Written instruction:
Omit the pictures, please, and give each record below again exactly.

Data for this task:

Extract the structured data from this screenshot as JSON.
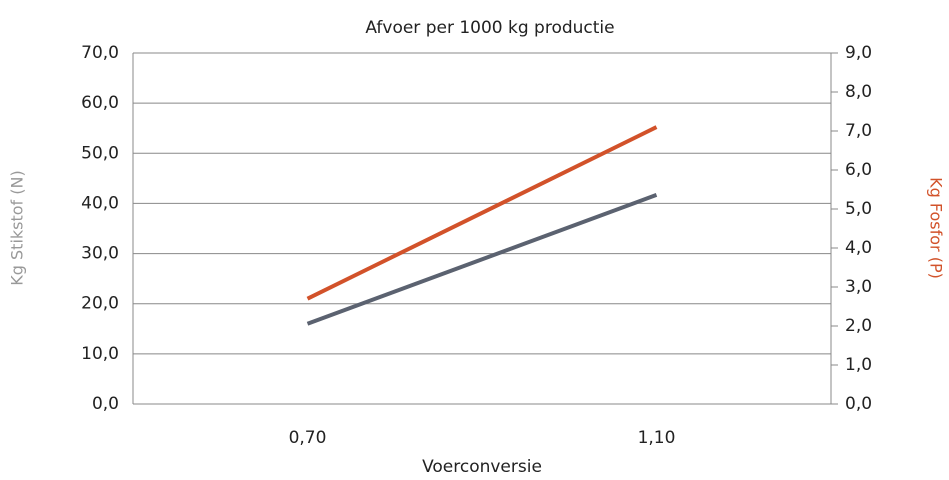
{
  "chart_data": {
    "type": "line",
    "title": "Afvoer per 1000 kg productie",
    "xlabel": "Voerconversie",
    "ylabel": "Kg Stikstof (N)",
    "y2label": "Kg Fosfor (P)",
    "categories": [
      "0,70",
      "1,10"
    ],
    "series": [
      {
        "color": "#5b6270",
        "values": [
          16.0,
          41.7
        ]
      },
      {
        "color": "#d2522a",
        "values": [
          2.7,
          7.1
        ],
        "axis": "y2"
      }
    ],
    "ylim": [
      0,
      70
    ],
    "yticks": [
      {
        "value": 0,
        "label": "0,0"
      },
      {
        "value": 10,
        "label": "10,0"
      },
      {
        "value": 20,
        "label": "20,0"
      },
      {
        "value": 30,
        "label": "30,0"
      },
      {
        "value": 40,
        "label": "40,0"
      },
      {
        "value": 50,
        "label": "50,0"
      },
      {
        "value": 60,
        "label": "60,0"
      },
      {
        "value": 70,
        "label": "70,0"
      }
    ],
    "y2lim": [
      0,
      9
    ],
    "y2ticks": [
      {
        "value": 0,
        "label": "0,0"
      },
      {
        "value": 1,
        "label": "1,0"
      },
      {
        "value": 2,
        "label": "2,0"
      },
      {
        "value": 3,
        "label": "3,0"
      },
      {
        "value": 4,
        "label": "4,0"
      },
      {
        "value": 5,
        "label": "5,0"
      },
      {
        "value": 6,
        "label": "6,0"
      },
      {
        "value": 7,
        "label": "7,0"
      },
      {
        "value": 8,
        "label": "8,0"
      },
      {
        "value": 9,
        "label": "9,0"
      }
    ],
    "grid": true
  }
}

Result for this task:
Extract the structured data from this screenshot as JSON.
{
  "chart_data": {
    "type": "line",
    "title": "Afvoer per 1000 kg productie",
    "xlabel": "Voerconversie",
    "ylabel": "Kg Stikstof (N)",
    "y2label": "Kg Fosfor (P)",
    "categories": [
      "0,70",
      "1,10"
    ],
    "series": [
      {
        "color": "#5b6270",
        "values": [
          16.0,
          41.7
        ]
      },
      {
        "color": "#d2522a",
        "values": [
          2.7,
          7.1
        ],
        "axis": "y2"
      }
    ],
    "ylim": [
      0,
      70
    ],
    "yticks": [
      {
        "value": 0,
        "label": "0,0"
      },
      {
        "value": 10,
        "label": "10,0"
      },
      {
        "value": 20,
        "label": "20,0"
      },
      {
        "value": 30,
        "label": "30,0"
      },
      {
        "value": 40,
        "label": "40,0"
      },
      {
        "value": 50,
        "label": "50,0"
      },
      {
        "value": 60,
        "label": "60,0"
      },
      {
        "value": 70,
        "label": "70,0"
      }
    ],
    "y2lim": [
      0,
      9
    ],
    "y2ticks": [
      {
        "value": 0,
        "label": "0,0"
      },
      {
        "value": 1,
        "label": "1,0"
      },
      {
        "value": 2,
        "label": "2,0"
      },
      {
        "value": 3,
        "label": "3,0"
      },
      {
        "value": 4,
        "label": "4,0"
      },
      {
        "value": 5,
        "label": "5,0"
      },
      {
        "value": 6,
        "label": "6,0"
      },
      {
        "value": 7,
        "label": "7,0"
      },
      {
        "value": 8,
        "label": "8,0"
      },
      {
        "value": 9,
        "label": "9,0"
      }
    ],
    "grid": true
  }
}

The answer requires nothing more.